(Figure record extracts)
+ + + + + + +

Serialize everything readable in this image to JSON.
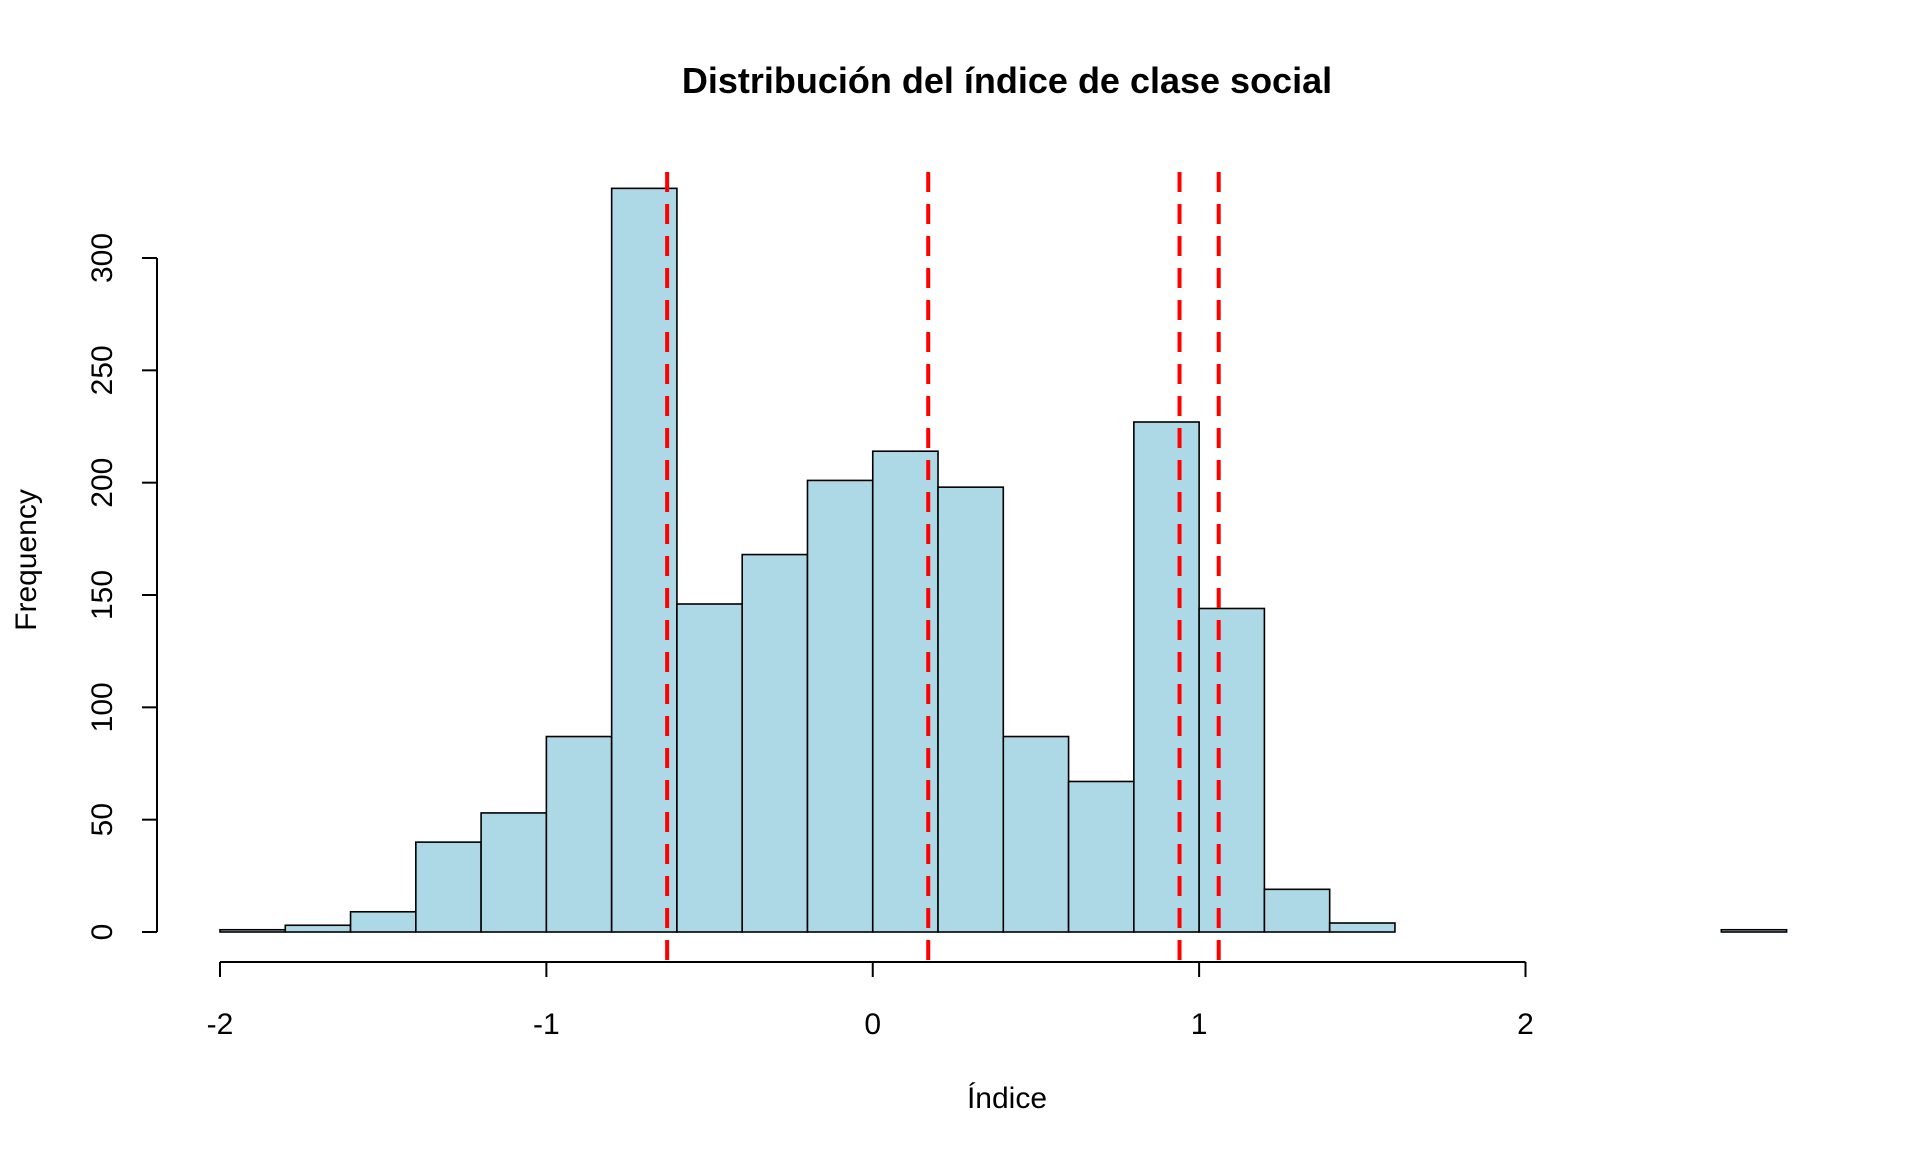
{
  "chart_data": {
    "type": "bar",
    "title": "Distribución del índice de clase social",
    "xlabel": "Índice",
    "ylabel": "Frequency",
    "bins": [
      {
        "x0": -2.0,
        "x1": -1.8,
        "count": 1
      },
      {
        "x0": -1.8,
        "x1": -1.6,
        "count": 3
      },
      {
        "x0": -1.6,
        "x1": -1.4,
        "count": 9
      },
      {
        "x0": -1.4,
        "x1": -1.2,
        "count": 40
      },
      {
        "x0": -1.2,
        "x1": -1.0,
        "count": 53
      },
      {
        "x0": -1.0,
        "x1": -0.8,
        "count": 87
      },
      {
        "x0": -0.8,
        "x1": -0.6,
        "count": 331
      },
      {
        "x0": -0.6,
        "x1": -0.4,
        "count": 146
      },
      {
        "x0": -0.4,
        "x1": -0.2,
        "count": 168
      },
      {
        "x0": -0.2,
        "x1": 0.0,
        "count": 201
      },
      {
        "x0": 0.0,
        "x1": 0.2,
        "count": 214
      },
      {
        "x0": 0.2,
        "x1": 0.4,
        "count": 198
      },
      {
        "x0": 0.4,
        "x1": 0.6,
        "count": 87
      },
      {
        "x0": 0.6,
        "x1": 0.8,
        "count": 67
      },
      {
        "x0": 0.8,
        "x1": 1.0,
        "count": 227
      },
      {
        "x0": 1.0,
        "x1": 1.2,
        "count": 144
      },
      {
        "x0": 1.2,
        "x1": 1.4,
        "count": 19
      },
      {
        "x0": 1.4,
        "x1": 1.6,
        "count": 4
      },
      {
        "x0": 1.6,
        "x1": 1.8,
        "count": 0
      },
      {
        "x0": 1.8,
        "x1": 2.0,
        "count": 0
      },
      {
        "x0": 2.0,
        "x1": 2.2,
        "count": 0
      },
      {
        "x0": 2.2,
        "x1": 2.4,
        "count": 0
      },
      {
        "x0": 2.4,
        "x1": 2.6,
        "count": 0
      },
      {
        "x0": 2.6,
        "x1": 2.8,
        "count": 1
      }
    ],
    "reference_lines": [
      {
        "x": -0.63
      },
      {
        "x": 0.17
      },
      {
        "x": 0.94
      },
      {
        "x": 1.06
      }
    ],
    "x_ticks": [
      {
        "value": -2,
        "label": "-2"
      },
      {
        "value": -1,
        "label": "-1"
      },
      {
        "value": 0,
        "label": "0"
      },
      {
        "value": 1,
        "label": "1"
      },
      {
        "value": 2,
        "label": "2"
      }
    ],
    "y_ticks": [
      {
        "value": 0,
        "label": "0"
      },
      {
        "value": 50,
        "label": "50"
      },
      {
        "value": 100,
        "label": "100"
      },
      {
        "value": 150,
        "label": "150"
      },
      {
        "value": 200,
        "label": "200"
      },
      {
        "value": 250,
        "label": "250"
      },
      {
        "value": 300,
        "label": "300"
      }
    ],
    "xlim": [
      -2,
      2.8
    ],
    "ylim": [
      0,
      340
    ],
    "grid": false,
    "colors": {
      "bar_fill": "#add8e6",
      "bar_border": "#000000",
      "reference_line": "#ff0000"
    }
  }
}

+ + + + + + +

### WORK TO DO
Look through the material above and pick out each line holding the word "value".

### WRITTEN RESPONSE
        "value": -2,
        "value": -1,
        "value": 0,
        "value": 1,
        "value": 2,
        "value": 0,
        "value": 50,
        "value": 100,
        "value": 150,
        "value": 200,
        "value": 250,
        "value": 300,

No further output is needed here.